● **DIRECTION**
Repeat the items verbatim, starting with their first line and ending with the line that contains "y-tick-label: 620 <box>44 228 67 242</box>", both included.

● **EXTRACTED RECORDS**
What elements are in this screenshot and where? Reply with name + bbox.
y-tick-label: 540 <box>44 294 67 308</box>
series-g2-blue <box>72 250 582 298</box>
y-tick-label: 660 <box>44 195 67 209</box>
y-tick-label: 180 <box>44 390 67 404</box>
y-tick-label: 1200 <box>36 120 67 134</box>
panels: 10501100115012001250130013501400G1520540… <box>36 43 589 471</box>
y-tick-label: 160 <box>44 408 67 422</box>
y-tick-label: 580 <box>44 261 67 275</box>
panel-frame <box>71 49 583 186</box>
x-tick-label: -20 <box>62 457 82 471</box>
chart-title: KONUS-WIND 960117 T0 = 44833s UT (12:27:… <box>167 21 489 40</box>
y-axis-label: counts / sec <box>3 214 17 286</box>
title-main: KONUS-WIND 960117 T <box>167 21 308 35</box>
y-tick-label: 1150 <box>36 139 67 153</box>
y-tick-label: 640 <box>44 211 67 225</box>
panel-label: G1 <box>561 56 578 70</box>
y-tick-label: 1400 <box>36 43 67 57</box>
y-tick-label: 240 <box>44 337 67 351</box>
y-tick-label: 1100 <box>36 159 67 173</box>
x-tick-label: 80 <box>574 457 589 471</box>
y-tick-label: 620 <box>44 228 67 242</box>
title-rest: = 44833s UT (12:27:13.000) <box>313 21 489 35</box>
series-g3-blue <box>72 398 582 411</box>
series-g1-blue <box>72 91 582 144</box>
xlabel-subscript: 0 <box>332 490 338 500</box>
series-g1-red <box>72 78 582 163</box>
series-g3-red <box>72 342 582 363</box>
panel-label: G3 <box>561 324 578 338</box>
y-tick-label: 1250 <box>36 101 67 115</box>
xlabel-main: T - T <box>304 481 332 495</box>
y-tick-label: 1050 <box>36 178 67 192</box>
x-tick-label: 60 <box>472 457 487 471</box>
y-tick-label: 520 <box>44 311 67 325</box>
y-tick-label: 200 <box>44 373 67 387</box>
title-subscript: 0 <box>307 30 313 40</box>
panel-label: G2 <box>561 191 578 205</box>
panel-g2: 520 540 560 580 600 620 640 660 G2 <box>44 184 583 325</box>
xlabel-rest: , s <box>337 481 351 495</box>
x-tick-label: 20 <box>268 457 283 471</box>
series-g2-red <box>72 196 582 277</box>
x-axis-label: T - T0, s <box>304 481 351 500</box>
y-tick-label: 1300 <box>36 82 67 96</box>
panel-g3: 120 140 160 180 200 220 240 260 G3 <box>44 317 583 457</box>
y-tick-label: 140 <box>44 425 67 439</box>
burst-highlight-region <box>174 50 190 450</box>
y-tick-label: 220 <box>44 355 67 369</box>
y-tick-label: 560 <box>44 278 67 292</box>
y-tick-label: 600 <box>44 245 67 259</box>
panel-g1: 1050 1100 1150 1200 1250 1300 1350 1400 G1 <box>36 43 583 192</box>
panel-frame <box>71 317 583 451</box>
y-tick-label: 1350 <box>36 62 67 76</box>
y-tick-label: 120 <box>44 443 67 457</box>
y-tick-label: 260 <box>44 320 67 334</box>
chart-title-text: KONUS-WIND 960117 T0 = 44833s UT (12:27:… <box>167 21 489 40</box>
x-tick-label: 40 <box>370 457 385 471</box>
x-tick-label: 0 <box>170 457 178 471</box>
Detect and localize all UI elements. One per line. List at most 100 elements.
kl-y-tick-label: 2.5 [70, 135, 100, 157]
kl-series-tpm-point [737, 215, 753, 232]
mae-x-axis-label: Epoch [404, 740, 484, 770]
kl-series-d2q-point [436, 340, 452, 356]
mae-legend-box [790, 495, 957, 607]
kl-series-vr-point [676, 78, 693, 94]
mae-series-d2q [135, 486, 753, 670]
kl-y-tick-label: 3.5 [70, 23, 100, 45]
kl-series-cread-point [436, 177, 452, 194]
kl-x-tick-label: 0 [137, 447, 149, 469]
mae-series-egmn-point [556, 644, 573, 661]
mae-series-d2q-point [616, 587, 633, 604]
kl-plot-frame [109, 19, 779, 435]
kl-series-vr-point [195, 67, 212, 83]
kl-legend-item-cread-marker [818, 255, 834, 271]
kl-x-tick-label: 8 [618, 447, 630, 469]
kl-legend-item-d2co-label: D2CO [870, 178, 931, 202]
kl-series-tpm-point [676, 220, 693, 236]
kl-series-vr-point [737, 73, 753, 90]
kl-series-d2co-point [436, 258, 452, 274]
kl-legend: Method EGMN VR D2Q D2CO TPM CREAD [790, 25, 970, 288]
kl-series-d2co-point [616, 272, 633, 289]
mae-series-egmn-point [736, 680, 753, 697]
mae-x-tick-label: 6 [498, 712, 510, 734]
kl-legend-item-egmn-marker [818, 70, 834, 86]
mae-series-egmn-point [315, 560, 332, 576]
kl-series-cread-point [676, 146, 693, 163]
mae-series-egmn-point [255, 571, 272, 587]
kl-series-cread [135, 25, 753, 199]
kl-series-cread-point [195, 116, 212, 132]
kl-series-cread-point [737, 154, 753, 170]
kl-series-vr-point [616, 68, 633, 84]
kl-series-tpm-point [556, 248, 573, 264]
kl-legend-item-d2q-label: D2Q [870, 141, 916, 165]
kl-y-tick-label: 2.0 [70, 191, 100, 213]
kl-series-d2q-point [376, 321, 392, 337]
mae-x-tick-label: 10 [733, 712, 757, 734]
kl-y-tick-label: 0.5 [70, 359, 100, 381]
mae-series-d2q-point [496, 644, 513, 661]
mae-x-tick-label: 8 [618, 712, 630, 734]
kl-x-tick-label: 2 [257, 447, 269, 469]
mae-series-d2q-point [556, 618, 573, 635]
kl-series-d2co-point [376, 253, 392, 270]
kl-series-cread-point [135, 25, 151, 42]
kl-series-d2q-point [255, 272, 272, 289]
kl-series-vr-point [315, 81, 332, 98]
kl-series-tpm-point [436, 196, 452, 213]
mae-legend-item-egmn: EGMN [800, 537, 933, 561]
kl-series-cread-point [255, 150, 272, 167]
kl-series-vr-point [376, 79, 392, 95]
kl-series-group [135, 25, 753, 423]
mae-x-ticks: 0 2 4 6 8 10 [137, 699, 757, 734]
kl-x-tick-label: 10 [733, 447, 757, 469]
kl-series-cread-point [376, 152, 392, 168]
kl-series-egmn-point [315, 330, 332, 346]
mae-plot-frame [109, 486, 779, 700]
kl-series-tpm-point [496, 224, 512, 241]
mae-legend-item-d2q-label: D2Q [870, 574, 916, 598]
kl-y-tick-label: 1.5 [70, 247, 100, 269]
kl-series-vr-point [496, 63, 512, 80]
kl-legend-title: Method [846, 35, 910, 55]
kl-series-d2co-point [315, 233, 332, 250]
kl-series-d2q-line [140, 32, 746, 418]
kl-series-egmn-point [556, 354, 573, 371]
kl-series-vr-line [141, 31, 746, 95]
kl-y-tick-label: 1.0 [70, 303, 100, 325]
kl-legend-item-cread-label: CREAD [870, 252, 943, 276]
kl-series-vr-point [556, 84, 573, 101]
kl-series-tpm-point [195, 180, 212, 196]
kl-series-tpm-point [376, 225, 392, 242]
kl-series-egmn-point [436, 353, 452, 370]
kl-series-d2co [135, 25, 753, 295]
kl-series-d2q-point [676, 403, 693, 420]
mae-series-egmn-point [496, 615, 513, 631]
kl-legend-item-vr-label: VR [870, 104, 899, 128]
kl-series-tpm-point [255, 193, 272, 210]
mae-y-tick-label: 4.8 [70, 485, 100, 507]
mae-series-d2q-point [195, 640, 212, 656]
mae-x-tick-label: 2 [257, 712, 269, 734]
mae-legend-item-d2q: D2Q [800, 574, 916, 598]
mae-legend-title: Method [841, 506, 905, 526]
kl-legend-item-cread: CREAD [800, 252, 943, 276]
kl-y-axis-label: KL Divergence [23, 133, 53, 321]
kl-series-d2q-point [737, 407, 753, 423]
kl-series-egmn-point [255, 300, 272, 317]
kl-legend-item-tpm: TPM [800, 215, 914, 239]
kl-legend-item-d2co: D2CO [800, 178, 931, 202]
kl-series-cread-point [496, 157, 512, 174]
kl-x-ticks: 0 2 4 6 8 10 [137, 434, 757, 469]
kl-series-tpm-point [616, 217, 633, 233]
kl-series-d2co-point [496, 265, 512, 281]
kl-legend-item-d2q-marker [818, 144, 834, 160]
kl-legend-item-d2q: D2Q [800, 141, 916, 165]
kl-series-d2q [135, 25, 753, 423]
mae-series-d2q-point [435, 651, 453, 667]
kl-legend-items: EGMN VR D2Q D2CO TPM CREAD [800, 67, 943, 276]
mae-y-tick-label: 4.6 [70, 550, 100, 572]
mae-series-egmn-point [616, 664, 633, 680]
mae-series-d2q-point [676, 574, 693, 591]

● **ANSWER TO THIS EXERCISE**
What elements are in this screenshot and where? Reply with name + bbox.
y-tick-label: 540 <box>44 294 67 308</box>
series-g2-blue <box>72 250 582 298</box>
y-tick-label: 660 <box>44 195 67 209</box>
y-tick-label: 180 <box>44 390 67 404</box>
y-tick-label: 1200 <box>36 120 67 134</box>
panels: 10501100115012001250130013501400G1520540… <box>36 43 589 471</box>
y-tick-label: 160 <box>44 408 67 422</box>
y-tick-label: 580 <box>44 261 67 275</box>
panel-frame <box>71 49 583 186</box>
x-tick-label: -20 <box>62 457 82 471</box>
chart-title: KONUS-WIND 960117 T0 = 44833s UT (12:27:… <box>167 21 489 40</box>
y-axis-label: counts / sec <box>3 214 17 286</box>
title-main: KONUS-WIND 960117 T <box>167 21 308 35</box>
y-tick-label: 1150 <box>36 139 67 153</box>
y-tick-label: 640 <box>44 211 67 225</box>
panel-label: G1 <box>561 56 578 70</box>
y-tick-label: 1400 <box>36 43 67 57</box>
y-tick-label: 240 <box>44 337 67 351</box>
y-tick-label: 1100 <box>36 159 67 173</box>
x-tick-label: 80 <box>574 457 589 471</box>
y-tick-label: 620 <box>44 228 67 242</box>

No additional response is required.